Extracted records:

+ + +

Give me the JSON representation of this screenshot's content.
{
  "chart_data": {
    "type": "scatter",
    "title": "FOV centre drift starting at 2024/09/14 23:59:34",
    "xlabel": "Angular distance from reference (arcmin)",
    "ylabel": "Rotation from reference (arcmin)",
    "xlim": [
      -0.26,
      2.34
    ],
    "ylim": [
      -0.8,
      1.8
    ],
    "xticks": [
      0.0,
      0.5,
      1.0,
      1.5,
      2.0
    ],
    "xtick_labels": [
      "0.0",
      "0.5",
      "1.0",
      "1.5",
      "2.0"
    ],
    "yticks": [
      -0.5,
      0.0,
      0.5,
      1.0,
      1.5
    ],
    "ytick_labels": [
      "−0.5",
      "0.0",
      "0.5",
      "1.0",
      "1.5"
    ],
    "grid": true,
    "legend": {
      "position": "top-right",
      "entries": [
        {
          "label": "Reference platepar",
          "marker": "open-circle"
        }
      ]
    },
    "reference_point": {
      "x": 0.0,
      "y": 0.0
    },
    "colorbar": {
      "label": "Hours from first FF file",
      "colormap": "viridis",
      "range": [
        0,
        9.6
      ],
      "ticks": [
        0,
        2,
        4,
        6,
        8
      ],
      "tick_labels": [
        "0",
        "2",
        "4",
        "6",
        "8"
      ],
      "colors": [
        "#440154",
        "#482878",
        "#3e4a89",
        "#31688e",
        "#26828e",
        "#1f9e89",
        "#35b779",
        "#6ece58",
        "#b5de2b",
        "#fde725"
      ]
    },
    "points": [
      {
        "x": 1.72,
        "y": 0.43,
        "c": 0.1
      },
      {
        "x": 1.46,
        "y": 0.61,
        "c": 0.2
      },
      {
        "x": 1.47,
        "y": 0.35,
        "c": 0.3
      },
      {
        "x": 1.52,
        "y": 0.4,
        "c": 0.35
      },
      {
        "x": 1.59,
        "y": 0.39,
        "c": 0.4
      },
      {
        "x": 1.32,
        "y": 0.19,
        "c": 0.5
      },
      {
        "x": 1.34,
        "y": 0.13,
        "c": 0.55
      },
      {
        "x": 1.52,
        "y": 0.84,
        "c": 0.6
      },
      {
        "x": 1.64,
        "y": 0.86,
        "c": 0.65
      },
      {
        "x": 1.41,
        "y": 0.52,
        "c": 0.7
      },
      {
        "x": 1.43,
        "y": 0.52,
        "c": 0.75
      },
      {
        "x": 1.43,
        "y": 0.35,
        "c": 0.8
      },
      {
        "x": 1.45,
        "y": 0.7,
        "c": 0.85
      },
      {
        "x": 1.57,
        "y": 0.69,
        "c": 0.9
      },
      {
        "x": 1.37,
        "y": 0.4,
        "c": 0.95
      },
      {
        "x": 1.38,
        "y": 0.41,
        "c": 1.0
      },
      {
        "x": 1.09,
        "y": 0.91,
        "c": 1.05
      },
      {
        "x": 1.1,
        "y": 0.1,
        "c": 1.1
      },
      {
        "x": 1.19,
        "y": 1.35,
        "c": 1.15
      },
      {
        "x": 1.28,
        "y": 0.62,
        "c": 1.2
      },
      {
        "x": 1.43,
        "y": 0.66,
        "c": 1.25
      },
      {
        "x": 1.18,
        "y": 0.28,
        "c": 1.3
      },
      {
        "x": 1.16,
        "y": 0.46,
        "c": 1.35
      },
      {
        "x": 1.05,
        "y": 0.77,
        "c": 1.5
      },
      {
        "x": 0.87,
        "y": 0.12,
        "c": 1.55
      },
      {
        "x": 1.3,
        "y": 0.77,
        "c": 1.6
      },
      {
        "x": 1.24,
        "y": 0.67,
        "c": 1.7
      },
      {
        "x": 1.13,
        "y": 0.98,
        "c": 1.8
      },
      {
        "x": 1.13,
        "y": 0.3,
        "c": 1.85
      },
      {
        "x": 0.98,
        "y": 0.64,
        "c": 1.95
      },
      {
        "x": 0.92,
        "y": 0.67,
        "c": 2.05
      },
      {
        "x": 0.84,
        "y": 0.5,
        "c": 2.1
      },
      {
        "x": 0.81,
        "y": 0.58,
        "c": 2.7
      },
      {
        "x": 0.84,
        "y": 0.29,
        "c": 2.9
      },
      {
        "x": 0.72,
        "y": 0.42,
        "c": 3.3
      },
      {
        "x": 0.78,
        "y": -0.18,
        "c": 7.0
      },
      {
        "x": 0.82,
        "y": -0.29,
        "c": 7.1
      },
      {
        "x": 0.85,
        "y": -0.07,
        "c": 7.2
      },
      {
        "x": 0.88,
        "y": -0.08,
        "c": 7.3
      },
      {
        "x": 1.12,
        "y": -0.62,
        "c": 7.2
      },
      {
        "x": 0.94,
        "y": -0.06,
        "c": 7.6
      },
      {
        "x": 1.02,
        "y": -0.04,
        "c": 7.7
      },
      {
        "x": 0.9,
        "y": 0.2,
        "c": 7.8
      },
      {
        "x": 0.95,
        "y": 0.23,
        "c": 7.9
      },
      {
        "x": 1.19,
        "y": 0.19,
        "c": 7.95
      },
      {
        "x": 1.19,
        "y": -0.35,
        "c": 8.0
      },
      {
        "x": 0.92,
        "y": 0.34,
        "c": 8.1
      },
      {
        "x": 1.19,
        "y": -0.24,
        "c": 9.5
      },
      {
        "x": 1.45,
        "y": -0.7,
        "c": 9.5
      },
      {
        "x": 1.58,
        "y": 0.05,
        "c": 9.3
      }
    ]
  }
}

+ + +

» **Short task**:
Would you restate each of the entries word for word?

» **Result of this task**:
Give me the JSON representation of this screenshot's content.
{
  "chart_data": {
    "type": "scatter",
    "title": "FOV centre drift starting at 2024/09/14 23:59:34",
    "xlabel": "Angular distance from reference (arcmin)",
    "ylabel": "Rotation from reference (arcmin)",
    "xlim": [
      -0.26,
      2.34
    ],
    "ylim": [
      -0.8,
      1.8
    ],
    "xticks": [
      0.0,
      0.5,
      1.0,
      1.5,
      2.0
    ],
    "xtick_labels": [
      "0.0",
      "0.5",
      "1.0",
      "1.5",
      "2.0"
    ],
    "yticks": [
      -0.5,
      0.0,
      0.5,
      1.0,
      1.5
    ],
    "ytick_labels": [
      "−0.5",
      "0.0",
      "0.5",
      "1.0",
      "1.5"
    ],
    "grid": true,
    "legend": {
      "position": "top-right",
      "entries": [
        {
          "label": "Reference platepar",
          "marker": "open-circle"
        }
      ]
    },
    "reference_point": {
      "x": 0.0,
      "y": 0.0
    },
    "colorbar": {
      "label": "Hours from first FF file",
      "colormap": "viridis",
      "range": [
        0,
        9.6
      ],
      "ticks": [
        0,
        2,
        4,
        6,
        8
      ],
      "tick_labels": [
        "0",
        "2",
        "4",
        "6",
        "8"
      ],
      "colors": [
        "#440154",
        "#482878",
        "#3e4a89",
        "#31688e",
        "#26828e",
        "#1f9e89",
        "#35b779",
        "#6ece58",
        "#b5de2b",
        "#fde725"
      ]
    },
    "points": [
      {
        "x": 1.72,
        "y": 0.43,
        "c": 0.1
      },
      {
        "x": 1.46,
        "y": 0.61,
        "c": 0.2
      },
      {
        "x": 1.47,
        "y": 0.35,
        "c": 0.3
      },
      {
        "x": 1.52,
        "y": 0.4,
        "c": 0.35
      },
      {
        "x": 1.59,
        "y": 0.39,
        "c": 0.4
      },
      {
        "x": 1.32,
        "y": 0.19,
        "c": 0.5
      },
      {
        "x": 1.34,
        "y": 0.13,
        "c": 0.55
      },
      {
        "x": 1.52,
        "y": 0.84,
        "c": 0.6
      },
      {
        "x": 1.64,
        "y": 0.86,
        "c": 0.65
      },
      {
        "x": 1.41,
        "y": 0.52,
        "c": 0.7
      },
      {
        "x": 1.43,
        "y": 0.52,
        "c": 0.75
      },
      {
        "x": 1.43,
        "y": 0.35,
        "c": 0.8
      },
      {
        "x": 1.45,
        "y": 0.7,
        "c": 0.85
      },
      {
        "x": 1.57,
        "y": 0.69,
        "c": 0.9
      },
      {
        "x": 1.37,
        "y": 0.4,
        "c": 0.95
      },
      {
        "x": 1.38,
        "y": 0.41,
        "c": 1.0
      },
      {
        "x": 1.09,
        "y": 0.91,
        "c": 1.05
      },
      {
        "x": 1.1,
        "y": 0.1,
        "c": 1.1
      },
      {
        "x": 1.19,
        "y": 1.35,
        "c": 1.15
      },
      {
        "x": 1.28,
        "y": 0.62,
        "c": 1.2
      },
      {
        "x": 1.43,
        "y": 0.66,
        "c": 1.25
      },
      {
        "x": 1.18,
        "y": 0.28,
        "c": 1.3
      },
      {
        "x": 1.16,
        "y": 0.46,
        "c": 1.35
      },
      {
        "x": 1.05,
        "y": 0.77,
        "c": 1.5
      },
      {
        "x": 0.87,
        "y": 0.12,
        "c": 1.55
      },
      {
        "x": 1.3,
        "y": 0.77,
        "c": 1.6
      },
      {
        "x": 1.24,
        "y": 0.67,
        "c": 1.7
      },
      {
        "x": 1.13,
        "y": 0.98,
        "c": 1.8
      },
      {
        "x": 1.13,
        "y": 0.3,
        "c": 1.85
      },
      {
        "x": 0.98,
        "y": 0.64,
        "c": 1.95
      },
      {
        "x": 0.92,
        "y": 0.67,
        "c": 2.05
      },
      {
        "x": 0.84,
        "y": 0.5,
        "c": 2.1
      },
      {
        "x": 0.81,
        "y": 0.58,
        "c": 2.7
      },
      {
        "x": 0.84,
        "y": 0.29,
        "c": 2.9
      },
      {
        "x": 0.72,
        "y": 0.42,
        "c": 3.3
      },
      {
        "x": 0.78,
        "y": -0.18,
        "c": 7.0
      },
      {
        "x": 0.82,
        "y": -0.29,
        "c": 7.1
      },
      {
        "x": 0.85,
        "y": -0.07,
        "c": 7.2
      },
      {
        "x": 0.88,
        "y": -0.08,
        "c": 7.3
      },
      {
        "x": 1.12,
        "y": -0.62,
        "c": 7.2
      },
      {
        "x": 0.94,
        "y": -0.06,
        "c": 7.6
      },
      {
        "x": 1.02,
        "y": -0.04,
        "c": 7.7
      },
      {
        "x": 0.9,
        "y": 0.2,
        "c": 7.8
      },
      {
        "x": 0.95,
        "y": 0.23,
        "c": 7.9
      },
      {
        "x": 1.19,
        "y": 0.19,
        "c": 7.95
      },
      {
        "x": 1.19,
        "y": -0.35,
        "c": 8.0
      },
      {
        "x": 0.92,
        "y": 0.34,
        "c": 8.1
      },
      {
        "x": 1.19,
        "y": -0.24,
        "c": 9.5
      },
      {
        "x": 1.45,
        "y": -0.7,
        "c": 9.5
      },
      {
        "x": 1.58,
        "y": 0.05,
        "c": 9.3
      }
    ]
  }
}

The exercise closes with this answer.